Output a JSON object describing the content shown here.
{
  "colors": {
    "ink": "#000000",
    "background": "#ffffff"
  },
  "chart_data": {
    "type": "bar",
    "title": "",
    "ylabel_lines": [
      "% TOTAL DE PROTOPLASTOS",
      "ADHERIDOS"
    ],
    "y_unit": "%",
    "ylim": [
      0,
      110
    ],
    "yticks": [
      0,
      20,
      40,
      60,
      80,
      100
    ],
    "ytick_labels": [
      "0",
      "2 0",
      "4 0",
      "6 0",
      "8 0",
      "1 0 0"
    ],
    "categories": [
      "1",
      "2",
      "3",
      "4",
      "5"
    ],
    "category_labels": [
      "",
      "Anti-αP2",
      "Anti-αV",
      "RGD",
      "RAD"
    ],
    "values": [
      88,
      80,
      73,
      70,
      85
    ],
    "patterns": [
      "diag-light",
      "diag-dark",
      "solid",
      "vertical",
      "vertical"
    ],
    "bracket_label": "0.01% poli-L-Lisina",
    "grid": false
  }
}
-*-*-
● Challenge: Extract every record and return it verbatim.

● Response to the task:
Output a JSON object describing the content shown here.
{
  "colors": {
    "ink": "#000000",
    "background": "#ffffff"
  },
  "chart_data": {
    "type": "bar",
    "title": "",
    "ylabel_lines": [
      "% TOTAL DE PROTOPLASTOS",
      "ADHERIDOS"
    ],
    "y_unit": "%",
    "ylim": [
      0,
      110
    ],
    "yticks": [
      0,
      20,
      40,
      60,
      80,
      100
    ],
    "ytick_labels": [
      "0",
      "2 0",
      "4 0",
      "6 0",
      "8 0",
      "1 0 0"
    ],
    "categories": [
      "1",
      "2",
      "3",
      "4",
      "5"
    ],
    "category_labels": [
      "",
      "Anti-αP2",
      "Anti-αV",
      "RGD",
      "RAD"
    ],
    "values": [
      88,
      80,
      73,
      70,
      85
    ],
    "patterns": [
      "diag-light",
      "diag-dark",
      "solid",
      "vertical",
      "vertical"
    ],
    "bracket_label": "0.01% poli-L-Lisina",
    "grid": false
  }
}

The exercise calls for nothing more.